**Written problem**.
Copy out word for word the lines between the one holding "Segment this screenshot: for" and the one holding "star-icon — [441, 689, 461, 708]", both included, leaving the pictures out.

**Extracted data entries**.
⟨

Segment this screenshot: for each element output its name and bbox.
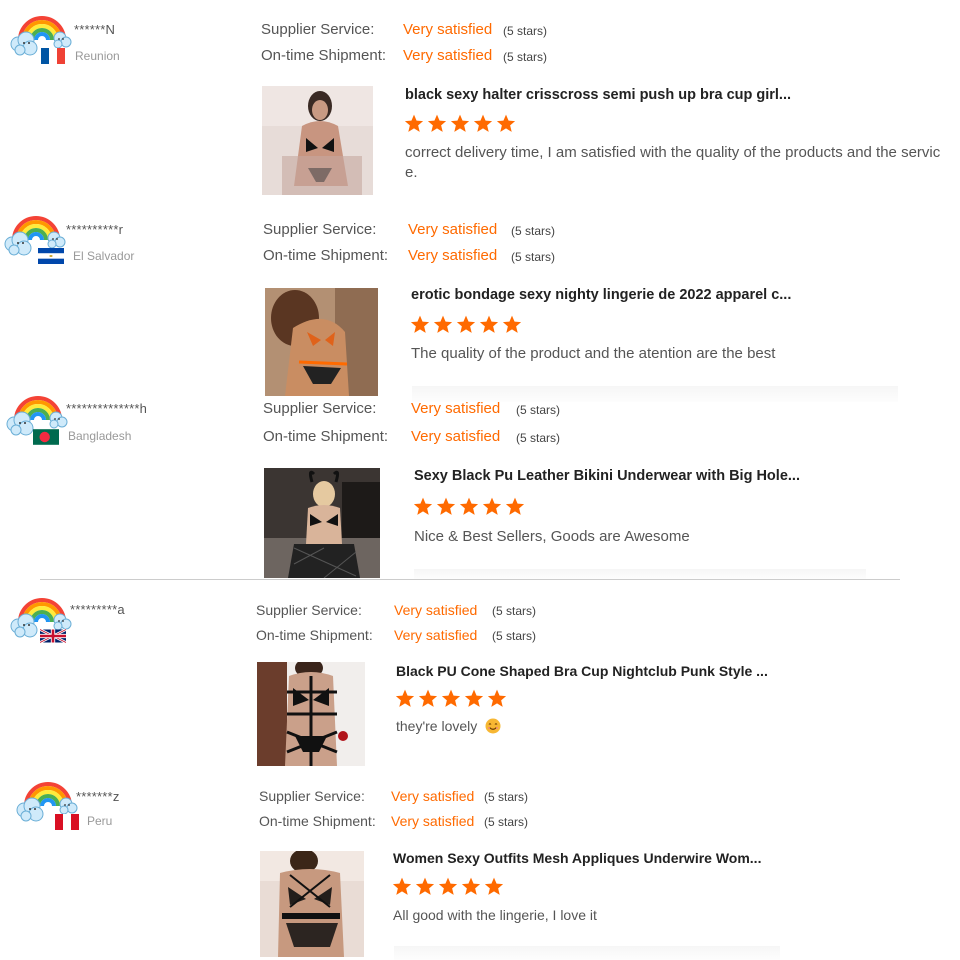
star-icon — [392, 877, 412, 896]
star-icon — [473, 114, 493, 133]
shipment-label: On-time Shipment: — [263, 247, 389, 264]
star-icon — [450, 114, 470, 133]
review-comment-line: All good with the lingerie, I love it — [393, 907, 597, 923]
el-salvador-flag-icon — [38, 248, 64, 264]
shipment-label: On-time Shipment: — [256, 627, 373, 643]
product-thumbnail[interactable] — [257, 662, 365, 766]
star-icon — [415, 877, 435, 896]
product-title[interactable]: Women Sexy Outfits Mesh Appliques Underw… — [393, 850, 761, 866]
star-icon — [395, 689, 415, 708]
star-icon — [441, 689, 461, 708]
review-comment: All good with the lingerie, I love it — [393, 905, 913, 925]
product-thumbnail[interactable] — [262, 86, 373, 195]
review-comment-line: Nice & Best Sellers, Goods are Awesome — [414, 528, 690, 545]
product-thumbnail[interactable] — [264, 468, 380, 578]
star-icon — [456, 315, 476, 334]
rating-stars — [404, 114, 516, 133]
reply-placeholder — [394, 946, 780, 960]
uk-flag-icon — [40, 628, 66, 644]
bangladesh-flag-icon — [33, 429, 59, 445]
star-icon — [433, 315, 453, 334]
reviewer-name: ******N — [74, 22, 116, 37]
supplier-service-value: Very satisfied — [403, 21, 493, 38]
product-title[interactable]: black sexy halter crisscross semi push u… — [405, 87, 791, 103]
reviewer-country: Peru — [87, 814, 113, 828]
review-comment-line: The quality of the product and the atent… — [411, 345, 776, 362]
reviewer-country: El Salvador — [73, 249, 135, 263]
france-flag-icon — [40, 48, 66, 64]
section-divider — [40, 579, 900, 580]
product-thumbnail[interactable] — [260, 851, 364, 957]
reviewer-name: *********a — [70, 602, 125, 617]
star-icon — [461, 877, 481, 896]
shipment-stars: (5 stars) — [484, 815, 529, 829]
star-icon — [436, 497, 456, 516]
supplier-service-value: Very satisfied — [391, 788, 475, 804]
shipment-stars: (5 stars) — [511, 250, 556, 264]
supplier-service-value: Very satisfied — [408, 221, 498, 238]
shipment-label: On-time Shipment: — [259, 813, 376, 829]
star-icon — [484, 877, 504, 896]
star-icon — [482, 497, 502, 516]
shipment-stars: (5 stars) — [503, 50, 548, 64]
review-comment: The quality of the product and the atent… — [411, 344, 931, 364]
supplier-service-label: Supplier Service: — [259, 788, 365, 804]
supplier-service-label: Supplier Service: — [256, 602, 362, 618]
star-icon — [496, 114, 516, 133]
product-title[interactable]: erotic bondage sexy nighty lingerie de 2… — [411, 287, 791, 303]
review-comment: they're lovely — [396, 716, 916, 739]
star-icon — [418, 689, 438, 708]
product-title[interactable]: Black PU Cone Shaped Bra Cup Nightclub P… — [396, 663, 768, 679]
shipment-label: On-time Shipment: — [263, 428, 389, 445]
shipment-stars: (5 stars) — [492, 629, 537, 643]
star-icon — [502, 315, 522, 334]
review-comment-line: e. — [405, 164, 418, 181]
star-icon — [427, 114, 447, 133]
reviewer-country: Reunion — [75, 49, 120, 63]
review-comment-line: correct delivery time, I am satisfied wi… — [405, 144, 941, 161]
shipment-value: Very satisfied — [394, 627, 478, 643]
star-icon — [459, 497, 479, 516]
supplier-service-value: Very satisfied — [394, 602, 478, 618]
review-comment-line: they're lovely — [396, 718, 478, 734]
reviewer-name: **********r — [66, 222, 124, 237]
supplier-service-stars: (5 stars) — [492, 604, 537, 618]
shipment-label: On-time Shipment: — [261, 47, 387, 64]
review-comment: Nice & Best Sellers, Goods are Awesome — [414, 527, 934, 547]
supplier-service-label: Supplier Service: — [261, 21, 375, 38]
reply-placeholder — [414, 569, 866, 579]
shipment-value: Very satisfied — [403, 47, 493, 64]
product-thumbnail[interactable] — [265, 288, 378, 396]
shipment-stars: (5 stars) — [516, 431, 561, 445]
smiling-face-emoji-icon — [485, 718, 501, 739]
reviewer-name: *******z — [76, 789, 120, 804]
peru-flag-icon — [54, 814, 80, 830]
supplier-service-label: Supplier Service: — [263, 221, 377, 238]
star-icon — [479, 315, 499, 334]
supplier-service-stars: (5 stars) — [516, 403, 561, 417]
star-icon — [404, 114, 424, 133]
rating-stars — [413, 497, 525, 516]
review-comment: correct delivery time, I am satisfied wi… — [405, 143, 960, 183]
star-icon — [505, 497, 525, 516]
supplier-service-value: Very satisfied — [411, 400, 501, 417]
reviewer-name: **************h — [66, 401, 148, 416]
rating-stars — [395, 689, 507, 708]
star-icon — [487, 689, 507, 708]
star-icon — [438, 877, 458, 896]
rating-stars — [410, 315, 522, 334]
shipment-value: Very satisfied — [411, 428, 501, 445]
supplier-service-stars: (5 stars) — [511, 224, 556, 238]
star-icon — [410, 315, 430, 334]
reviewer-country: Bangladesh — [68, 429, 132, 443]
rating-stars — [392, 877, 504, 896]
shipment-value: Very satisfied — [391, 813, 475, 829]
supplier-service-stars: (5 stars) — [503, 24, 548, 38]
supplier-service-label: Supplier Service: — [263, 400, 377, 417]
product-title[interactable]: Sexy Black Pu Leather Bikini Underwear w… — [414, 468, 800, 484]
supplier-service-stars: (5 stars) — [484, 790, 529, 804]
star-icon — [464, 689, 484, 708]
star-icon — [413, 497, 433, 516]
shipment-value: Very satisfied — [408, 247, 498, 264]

⟩
⟨

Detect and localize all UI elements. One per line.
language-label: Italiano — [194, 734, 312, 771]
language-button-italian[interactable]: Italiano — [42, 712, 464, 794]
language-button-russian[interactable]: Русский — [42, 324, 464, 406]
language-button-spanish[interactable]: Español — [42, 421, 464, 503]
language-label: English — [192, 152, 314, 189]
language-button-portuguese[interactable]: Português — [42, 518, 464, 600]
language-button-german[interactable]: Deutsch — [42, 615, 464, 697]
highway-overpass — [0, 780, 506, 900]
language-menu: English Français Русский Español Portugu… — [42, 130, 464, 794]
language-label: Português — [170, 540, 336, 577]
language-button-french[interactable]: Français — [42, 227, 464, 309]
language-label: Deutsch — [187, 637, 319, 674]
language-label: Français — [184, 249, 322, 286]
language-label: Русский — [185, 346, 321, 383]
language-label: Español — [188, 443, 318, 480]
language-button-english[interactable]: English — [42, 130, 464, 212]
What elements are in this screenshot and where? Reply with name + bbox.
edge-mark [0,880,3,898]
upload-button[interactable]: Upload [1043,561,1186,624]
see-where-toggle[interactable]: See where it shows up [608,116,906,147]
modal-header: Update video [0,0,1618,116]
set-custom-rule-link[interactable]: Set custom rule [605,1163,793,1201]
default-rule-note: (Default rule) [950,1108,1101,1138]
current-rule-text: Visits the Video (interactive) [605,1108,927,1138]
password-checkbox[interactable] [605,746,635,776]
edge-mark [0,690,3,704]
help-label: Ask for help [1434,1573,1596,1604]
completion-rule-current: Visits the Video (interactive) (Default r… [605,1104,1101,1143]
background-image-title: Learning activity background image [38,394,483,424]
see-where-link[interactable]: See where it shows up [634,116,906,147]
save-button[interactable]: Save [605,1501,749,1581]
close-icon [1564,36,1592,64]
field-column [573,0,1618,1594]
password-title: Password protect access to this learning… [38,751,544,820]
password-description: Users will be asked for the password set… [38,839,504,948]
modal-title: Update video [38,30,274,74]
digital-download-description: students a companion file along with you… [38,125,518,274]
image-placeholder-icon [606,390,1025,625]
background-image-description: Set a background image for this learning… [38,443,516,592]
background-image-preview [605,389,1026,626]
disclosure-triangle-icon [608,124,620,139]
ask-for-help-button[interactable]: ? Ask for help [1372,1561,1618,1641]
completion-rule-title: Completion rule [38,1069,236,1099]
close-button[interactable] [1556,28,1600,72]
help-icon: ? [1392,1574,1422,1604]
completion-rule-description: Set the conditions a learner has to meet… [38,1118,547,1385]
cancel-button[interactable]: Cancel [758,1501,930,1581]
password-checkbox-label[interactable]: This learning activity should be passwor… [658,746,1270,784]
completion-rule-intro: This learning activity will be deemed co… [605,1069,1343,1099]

⟩
⟨

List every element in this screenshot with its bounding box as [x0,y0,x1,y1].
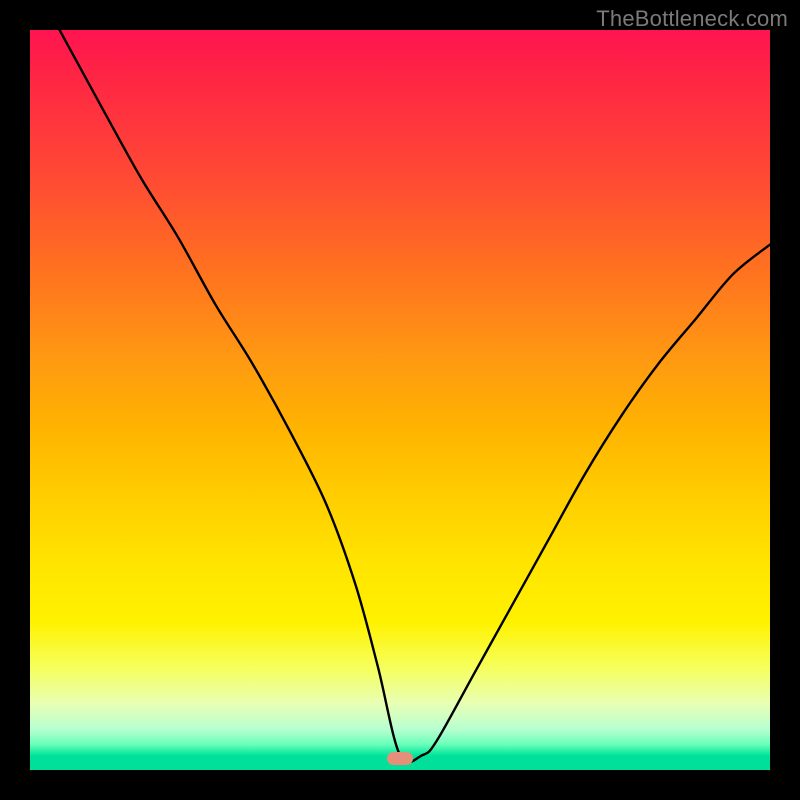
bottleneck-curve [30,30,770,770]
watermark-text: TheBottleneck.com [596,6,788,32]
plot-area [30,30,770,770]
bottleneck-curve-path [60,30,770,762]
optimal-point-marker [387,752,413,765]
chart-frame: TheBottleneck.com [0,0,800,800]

⟩

**Response to this task**.
Segment this screenshot: for each element output its name and bbox.
star-icon — [392, 877, 412, 896]
star-icon — [473, 114, 493, 133]
shipment-label: On-time Shipment: — [263, 247, 389, 264]
star-icon — [450, 114, 470, 133]
review-comment-line: All good with the lingerie, I love it — [393, 907, 597, 923]
el-salvador-flag-icon — [38, 248, 64, 264]
shipment-label: On-time Shipment: — [256, 627, 373, 643]
product-thumbnail[interactable] — [257, 662, 365, 766]
star-icon — [415, 877, 435, 896]
product-title[interactable]: Women Sexy Outfits Mesh Appliques Underw… — [393, 850, 761, 866]
star-icon — [395, 689, 415, 708]
star-icon — [441, 689, 461, 708]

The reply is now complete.